Written exercise 1 ▸
According to the LogDog discussion, what has the company undergone to secure the privacy of its users' data?
Written exercise 2 ▸
Do these statements agree with the LogDog discussion? Answer yes or no for each, quoting the deciding words. (a) LogDog's system has made confirmed catches since launch. (b) The comparison between LogDog and Bitcoin is said to hold. (c) One concern raised is that users will feel falsely secure.

Source extract ▸

But note that you still need to address 2 and 3, even if you convince the best of the best of 1 and 4. Good luck, those are hard problems to solve.

> A) The bad guys already know, guaranteed

Such a tool would also be useful to prevent* "local hacking" - where your credentials have been hacked by someone in your trust circle. Sad, but it happens. However, luckily for the victims, such people aren't usually aware of the hints they may be leaving after they came.

I agree with your other points.

* Or, rather, retaliate after the deed has been done, but it's a good start.

Hi Peter,

Thank you for your comprehensive and insightful comments. We have a great team at LogDog and a product that can really help people. I agree that this is a complicated field and that the "bad guys" are really really smart. But you must agree with me that that is no reason not to push forward with ideas and technologies that can help people better protect themselves.

In the short time since we launched, our system has already made several confirmed catches - where we were able to warn users of unauthorized access to their accounts.

We put tremendous effort into securing the privacy of our users' data. We have undergone an external security audit and will continue to do so periodically.

We look forward to a fruitful discussion with the security community and to providing a service that we know to be both necessary and important.

I agree with you whole-heartedly, absolutely whole-heartedly - my concern is with pushing too far, too fast, out-pacing one's knowledge or capabilities, and making things worse.

My two greatest concerns reflect this: Without sufficient forethought, planning, and implementation, 1) your servers will be compromised and that anonymized data stolen and misused, and 2) users will have a false sense of security, especially the naive who have no reason to doubt the bold claims.

Think of the recent attacks on CurrentC systems after participating retailers disabled NFC to prevent use of Apple Pay: That brought them a lot of attention and that attention revealed that they were not ready for prime time, they simply did not grasp the enormity of the threat environment in which they hope to operate.

If you have the DevOps experience for defense-in-depth and PDRR, excellent! Hats off to you for attacking an interesting problem in an interesting manner.

OP, I'm in the infosec community. Welcome. I think someone just painted a big ivory tower for you and I'm not sure why. Congrats on getting it out the door!!
"No offense, but this is a security product from someone with no documented (as far as we can tell) expertise or experience in this area. "

This is my theory on why santoshi released bitcoin anonymously. ad hominem attacks like this are way too common in security. Often there's some justifications, but i'd prefer if conversations were about the content alone.

I'm not sure that this actually qualifies as an ad hominem attack. In cases such as this, a lack of experience and expertise is a serious concern.

True, there may well be outliers who, with little to no previous experience in a field, are able to master and advance it - but they are outliers.

As to specific comparison with Santoshi and Bitcoin, it doesn't stand, due to the relatively poor history and documentation for LogDog and the relatively greater history and documentation for Bitcoin: There is the 2008 research paper that built upon well-known and well-examined previous work on electronic cash, anonymous payments, etc., etc., and there is the subsequent open source client. No one ever said "trust us, this is cool". Instead, they wrote detailed papers and code and released those to the world - and we made up our own minds.

Extracted records
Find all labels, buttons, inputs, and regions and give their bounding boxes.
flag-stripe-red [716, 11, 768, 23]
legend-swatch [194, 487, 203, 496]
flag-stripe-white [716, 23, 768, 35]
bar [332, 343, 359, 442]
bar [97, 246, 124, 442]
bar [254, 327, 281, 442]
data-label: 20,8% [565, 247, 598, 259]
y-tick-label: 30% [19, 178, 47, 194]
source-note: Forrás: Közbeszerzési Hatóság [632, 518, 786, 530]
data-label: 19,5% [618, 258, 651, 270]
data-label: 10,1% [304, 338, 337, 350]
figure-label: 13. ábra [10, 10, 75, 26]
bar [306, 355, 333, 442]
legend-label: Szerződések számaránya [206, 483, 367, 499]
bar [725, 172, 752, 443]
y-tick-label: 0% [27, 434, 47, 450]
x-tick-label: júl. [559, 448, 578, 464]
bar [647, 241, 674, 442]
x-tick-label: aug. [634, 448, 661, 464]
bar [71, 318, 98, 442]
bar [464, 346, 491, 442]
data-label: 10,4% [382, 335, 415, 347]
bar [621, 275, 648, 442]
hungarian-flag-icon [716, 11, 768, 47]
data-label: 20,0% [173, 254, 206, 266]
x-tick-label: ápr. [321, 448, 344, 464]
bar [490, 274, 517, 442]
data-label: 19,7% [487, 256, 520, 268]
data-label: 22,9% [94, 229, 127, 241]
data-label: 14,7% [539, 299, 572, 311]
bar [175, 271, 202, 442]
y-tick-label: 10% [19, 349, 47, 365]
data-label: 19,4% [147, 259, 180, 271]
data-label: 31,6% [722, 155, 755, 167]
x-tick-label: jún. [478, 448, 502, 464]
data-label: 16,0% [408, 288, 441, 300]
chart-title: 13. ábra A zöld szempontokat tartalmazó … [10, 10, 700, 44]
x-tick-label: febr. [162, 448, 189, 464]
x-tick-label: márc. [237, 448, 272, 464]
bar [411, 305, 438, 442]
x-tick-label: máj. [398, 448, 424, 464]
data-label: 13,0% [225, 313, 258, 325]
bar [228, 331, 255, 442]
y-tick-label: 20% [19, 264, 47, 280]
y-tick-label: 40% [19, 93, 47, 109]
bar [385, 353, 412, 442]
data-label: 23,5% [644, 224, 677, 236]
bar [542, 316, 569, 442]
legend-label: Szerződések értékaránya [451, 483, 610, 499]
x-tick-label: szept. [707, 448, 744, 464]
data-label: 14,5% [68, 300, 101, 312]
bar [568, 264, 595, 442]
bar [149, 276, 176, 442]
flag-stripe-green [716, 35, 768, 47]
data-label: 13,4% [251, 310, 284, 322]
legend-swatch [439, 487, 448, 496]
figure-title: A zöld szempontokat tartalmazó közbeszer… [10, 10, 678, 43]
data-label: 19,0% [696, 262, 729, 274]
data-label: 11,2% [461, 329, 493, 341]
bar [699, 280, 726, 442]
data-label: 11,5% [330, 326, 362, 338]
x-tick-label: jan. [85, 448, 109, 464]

Expected answer 1 ▸
An external security audit, which it will continue to undergo periodically.

Expected answer 2 ▸
(a) Yes: "our system has already made several confirmed catches"
(b) No: "it doesn't stand"
(c) Yes: "users will have a false sense of security"